Extracted records:
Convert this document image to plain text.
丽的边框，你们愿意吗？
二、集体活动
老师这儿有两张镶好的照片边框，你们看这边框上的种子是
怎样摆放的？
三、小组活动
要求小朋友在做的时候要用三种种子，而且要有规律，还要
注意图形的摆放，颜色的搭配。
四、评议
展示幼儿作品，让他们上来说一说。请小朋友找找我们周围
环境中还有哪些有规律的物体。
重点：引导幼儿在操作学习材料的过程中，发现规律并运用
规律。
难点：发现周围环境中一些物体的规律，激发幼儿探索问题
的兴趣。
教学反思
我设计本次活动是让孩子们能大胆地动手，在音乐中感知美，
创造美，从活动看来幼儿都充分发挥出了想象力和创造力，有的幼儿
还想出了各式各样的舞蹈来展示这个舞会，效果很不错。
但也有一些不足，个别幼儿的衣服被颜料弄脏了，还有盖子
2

Exercise details: Output the lines above verbatim and in full.

Response to this exercise:
Convert this document image to plain text.
丽的边框，你们愿意吗？
二、集体活动
老师这儿有两张镶好的照片边框，你们看这边框上的种子是
怎样摆放的？
三、小组活动
要求小朋友在做的时候要用三种种子，而且要有规律，还要
注意图形的摆放，颜色的搭配。
四、评议
展示幼儿作品，让他们上来说一说。请小朋友找找我们周围
环境中还有哪些有规律的物体。
重点：引导幼儿在操作学习材料的过程中，发现规律并运用
规律。
难点：发现周围环境中一些物体的规律，激发幼儿探索问题
的兴趣。
教学反思
我设计本次活动是让孩子们能大胆地动手，在音乐中感知美，
创造美，从活动看来幼儿都充分发挥出了想象力和创造力，有的幼儿
还想出了各式各样的舞蹈来展示这个舞会，效果很不错。
但也有一些不足，个别幼儿的衣服被颜料弄脏了，还有盖子
2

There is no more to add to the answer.